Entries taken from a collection
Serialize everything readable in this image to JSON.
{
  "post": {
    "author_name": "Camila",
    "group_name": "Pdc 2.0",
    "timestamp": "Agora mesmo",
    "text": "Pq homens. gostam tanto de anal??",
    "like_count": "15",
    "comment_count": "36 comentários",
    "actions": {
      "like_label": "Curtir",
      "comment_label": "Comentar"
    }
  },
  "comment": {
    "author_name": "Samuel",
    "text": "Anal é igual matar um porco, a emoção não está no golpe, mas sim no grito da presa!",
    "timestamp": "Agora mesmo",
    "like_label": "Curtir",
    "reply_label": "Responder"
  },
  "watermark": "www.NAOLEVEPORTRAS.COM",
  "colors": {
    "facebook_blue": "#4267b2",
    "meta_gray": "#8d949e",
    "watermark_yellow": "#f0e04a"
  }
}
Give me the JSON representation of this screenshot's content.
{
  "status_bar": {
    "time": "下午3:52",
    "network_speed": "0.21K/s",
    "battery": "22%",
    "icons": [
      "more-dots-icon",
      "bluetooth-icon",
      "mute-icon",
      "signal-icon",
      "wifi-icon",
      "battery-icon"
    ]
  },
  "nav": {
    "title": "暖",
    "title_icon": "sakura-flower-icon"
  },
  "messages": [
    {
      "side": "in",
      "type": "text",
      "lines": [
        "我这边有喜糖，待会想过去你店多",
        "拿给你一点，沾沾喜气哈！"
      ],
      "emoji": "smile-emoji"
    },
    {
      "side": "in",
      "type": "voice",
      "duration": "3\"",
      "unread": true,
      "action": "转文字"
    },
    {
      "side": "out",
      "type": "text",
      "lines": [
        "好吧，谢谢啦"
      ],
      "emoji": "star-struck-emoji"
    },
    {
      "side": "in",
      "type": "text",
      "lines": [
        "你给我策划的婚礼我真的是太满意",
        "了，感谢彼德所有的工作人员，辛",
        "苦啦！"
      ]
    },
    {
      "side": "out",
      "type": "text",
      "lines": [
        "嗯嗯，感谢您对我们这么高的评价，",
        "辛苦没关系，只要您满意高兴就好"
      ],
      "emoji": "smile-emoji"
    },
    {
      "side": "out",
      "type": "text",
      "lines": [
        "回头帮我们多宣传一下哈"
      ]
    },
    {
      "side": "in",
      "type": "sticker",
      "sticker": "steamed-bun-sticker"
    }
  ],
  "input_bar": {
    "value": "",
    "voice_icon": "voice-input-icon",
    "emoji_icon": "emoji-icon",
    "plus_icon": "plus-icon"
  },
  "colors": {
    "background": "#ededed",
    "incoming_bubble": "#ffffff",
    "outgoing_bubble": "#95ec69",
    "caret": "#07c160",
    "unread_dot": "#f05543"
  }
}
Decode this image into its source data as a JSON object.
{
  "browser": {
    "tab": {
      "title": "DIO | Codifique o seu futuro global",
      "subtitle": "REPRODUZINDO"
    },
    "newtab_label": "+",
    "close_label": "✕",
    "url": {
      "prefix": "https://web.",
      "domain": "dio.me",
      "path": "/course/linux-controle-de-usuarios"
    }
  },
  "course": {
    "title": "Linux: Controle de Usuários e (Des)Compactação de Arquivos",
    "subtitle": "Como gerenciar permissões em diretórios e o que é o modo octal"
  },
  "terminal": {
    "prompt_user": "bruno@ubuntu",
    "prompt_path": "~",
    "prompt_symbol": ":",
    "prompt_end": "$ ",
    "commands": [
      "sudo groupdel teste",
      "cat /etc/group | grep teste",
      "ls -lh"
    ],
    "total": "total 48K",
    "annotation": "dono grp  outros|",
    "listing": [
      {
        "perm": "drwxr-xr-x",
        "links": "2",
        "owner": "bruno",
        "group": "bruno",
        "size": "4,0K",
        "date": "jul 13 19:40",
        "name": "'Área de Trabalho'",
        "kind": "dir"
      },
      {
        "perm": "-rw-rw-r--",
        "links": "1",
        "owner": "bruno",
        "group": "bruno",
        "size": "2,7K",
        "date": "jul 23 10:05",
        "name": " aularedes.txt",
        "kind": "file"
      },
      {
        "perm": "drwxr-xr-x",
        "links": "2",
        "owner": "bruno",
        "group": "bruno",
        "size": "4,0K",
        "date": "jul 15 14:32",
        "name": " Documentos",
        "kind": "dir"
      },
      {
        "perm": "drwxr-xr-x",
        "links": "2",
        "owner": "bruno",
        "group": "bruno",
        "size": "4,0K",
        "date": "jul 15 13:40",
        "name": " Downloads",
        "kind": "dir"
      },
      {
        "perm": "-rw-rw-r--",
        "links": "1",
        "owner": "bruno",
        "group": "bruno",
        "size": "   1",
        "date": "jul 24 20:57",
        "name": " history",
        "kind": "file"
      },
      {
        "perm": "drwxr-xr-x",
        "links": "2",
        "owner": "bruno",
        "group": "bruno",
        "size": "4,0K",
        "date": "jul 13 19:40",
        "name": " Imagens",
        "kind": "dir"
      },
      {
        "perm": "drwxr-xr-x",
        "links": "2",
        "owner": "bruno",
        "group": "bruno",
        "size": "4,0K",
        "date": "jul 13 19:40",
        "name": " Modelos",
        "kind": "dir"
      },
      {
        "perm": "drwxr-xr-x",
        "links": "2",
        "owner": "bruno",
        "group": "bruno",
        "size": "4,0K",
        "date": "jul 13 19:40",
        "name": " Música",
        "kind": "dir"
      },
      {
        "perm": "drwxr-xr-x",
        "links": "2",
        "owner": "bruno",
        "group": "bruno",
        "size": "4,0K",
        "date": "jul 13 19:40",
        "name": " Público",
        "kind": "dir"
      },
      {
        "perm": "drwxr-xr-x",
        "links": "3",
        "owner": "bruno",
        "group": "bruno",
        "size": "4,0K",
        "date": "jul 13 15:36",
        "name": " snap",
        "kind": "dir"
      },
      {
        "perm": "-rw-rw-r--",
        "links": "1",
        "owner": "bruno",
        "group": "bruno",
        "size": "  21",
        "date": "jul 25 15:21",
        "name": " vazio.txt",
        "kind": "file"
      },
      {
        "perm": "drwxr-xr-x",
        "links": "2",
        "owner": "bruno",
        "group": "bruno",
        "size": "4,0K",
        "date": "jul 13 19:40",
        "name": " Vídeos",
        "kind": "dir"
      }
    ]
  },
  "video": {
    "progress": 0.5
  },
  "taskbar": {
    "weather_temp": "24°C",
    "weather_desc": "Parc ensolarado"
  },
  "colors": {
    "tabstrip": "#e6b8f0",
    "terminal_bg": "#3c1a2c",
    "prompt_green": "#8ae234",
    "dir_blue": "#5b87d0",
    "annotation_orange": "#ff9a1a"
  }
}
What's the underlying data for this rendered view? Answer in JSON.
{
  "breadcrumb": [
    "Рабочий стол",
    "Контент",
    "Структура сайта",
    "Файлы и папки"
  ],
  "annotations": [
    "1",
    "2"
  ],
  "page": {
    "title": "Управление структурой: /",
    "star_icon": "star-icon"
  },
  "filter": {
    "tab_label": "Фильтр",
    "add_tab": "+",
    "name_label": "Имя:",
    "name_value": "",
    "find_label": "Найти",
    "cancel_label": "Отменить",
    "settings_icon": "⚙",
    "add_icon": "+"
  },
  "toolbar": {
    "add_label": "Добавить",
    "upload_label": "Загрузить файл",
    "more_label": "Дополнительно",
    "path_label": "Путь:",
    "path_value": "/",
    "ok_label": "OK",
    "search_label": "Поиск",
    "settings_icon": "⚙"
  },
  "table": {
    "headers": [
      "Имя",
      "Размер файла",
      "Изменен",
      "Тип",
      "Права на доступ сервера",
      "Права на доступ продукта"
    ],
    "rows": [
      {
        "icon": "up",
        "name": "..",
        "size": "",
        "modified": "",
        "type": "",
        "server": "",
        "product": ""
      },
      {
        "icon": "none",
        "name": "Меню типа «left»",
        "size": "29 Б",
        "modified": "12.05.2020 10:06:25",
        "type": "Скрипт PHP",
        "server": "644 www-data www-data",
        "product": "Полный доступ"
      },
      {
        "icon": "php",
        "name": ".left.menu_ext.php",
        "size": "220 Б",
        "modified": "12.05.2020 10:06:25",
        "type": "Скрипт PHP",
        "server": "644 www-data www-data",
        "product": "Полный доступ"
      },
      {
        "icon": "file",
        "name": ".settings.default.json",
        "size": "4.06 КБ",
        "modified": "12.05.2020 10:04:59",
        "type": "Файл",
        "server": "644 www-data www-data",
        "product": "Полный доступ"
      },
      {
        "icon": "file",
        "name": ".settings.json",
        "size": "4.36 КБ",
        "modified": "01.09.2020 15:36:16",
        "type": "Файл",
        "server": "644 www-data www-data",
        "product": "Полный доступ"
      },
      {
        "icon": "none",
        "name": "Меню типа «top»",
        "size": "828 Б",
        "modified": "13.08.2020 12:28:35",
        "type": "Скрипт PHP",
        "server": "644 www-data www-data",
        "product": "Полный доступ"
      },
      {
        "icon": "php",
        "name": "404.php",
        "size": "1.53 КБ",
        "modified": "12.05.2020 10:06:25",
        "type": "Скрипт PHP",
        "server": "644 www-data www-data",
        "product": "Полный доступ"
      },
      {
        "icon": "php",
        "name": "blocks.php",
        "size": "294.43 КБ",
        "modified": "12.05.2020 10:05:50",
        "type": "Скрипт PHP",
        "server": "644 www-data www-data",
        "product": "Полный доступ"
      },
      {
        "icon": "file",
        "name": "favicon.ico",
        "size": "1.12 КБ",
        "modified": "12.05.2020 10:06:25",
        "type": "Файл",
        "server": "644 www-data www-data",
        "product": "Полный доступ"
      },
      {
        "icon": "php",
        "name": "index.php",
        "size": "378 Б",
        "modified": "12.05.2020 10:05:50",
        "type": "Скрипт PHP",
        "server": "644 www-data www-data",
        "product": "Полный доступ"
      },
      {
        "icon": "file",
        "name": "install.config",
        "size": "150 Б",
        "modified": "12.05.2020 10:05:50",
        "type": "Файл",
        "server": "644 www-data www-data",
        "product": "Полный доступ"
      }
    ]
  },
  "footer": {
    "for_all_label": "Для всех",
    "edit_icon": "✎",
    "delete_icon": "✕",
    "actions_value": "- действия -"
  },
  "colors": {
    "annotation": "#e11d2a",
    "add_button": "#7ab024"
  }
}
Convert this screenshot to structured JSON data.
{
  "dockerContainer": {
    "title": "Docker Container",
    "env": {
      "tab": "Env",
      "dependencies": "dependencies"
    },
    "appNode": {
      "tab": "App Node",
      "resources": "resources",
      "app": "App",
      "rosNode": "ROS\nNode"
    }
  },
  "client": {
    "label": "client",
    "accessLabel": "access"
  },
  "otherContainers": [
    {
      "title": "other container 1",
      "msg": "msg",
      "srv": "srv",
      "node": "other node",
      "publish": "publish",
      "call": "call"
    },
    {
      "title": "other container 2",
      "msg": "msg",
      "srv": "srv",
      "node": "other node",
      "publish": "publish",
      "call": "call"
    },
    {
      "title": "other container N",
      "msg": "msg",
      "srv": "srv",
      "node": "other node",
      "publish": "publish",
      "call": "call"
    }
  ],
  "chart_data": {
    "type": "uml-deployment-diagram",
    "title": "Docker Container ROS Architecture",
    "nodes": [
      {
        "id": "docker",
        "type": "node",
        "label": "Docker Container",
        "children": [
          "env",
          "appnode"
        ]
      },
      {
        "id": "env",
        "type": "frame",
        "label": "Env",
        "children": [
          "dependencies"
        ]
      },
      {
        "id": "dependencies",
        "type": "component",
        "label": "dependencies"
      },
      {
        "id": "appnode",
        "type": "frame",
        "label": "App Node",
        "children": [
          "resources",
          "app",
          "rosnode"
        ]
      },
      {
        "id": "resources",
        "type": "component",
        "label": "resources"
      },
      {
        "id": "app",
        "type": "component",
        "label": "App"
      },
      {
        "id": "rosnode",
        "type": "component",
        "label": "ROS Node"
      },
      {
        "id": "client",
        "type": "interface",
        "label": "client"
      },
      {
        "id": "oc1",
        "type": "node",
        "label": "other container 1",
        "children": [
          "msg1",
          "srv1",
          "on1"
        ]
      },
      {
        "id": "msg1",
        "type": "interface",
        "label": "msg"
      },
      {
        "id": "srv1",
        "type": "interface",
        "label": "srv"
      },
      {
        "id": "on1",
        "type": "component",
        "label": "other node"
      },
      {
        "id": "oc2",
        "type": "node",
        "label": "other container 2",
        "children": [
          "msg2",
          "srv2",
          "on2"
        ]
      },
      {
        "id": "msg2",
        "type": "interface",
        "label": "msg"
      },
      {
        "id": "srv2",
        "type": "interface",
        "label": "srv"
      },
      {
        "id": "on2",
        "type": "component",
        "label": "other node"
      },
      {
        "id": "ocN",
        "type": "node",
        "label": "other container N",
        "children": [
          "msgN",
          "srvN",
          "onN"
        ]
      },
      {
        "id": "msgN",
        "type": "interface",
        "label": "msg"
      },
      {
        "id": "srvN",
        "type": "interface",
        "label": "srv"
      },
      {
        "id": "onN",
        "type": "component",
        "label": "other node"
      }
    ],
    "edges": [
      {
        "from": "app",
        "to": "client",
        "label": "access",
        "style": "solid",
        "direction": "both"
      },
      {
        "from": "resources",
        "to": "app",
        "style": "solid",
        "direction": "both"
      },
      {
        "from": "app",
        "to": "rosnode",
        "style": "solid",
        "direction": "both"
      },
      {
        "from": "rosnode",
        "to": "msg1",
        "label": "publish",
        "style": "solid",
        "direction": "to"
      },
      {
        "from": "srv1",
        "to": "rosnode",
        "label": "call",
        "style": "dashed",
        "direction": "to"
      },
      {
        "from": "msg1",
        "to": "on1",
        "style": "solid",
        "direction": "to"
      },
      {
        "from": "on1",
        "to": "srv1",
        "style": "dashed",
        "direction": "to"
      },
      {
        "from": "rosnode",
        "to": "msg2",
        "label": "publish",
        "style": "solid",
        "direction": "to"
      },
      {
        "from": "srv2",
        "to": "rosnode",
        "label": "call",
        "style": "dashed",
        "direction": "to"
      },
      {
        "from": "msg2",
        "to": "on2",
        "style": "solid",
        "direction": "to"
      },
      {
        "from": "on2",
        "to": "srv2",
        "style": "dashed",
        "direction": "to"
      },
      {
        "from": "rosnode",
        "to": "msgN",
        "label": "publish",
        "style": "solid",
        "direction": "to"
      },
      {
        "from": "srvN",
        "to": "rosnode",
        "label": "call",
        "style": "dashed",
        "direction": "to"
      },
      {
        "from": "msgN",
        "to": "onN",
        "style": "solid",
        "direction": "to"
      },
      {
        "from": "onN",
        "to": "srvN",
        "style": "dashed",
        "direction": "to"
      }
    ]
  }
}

■ Work required
Scan the material above for the string "screenshot" and report each line where you find it.

■ Exercise response
Give me the JSON representation of this screenshot's content.
Convert this screenshot to structured JSON data.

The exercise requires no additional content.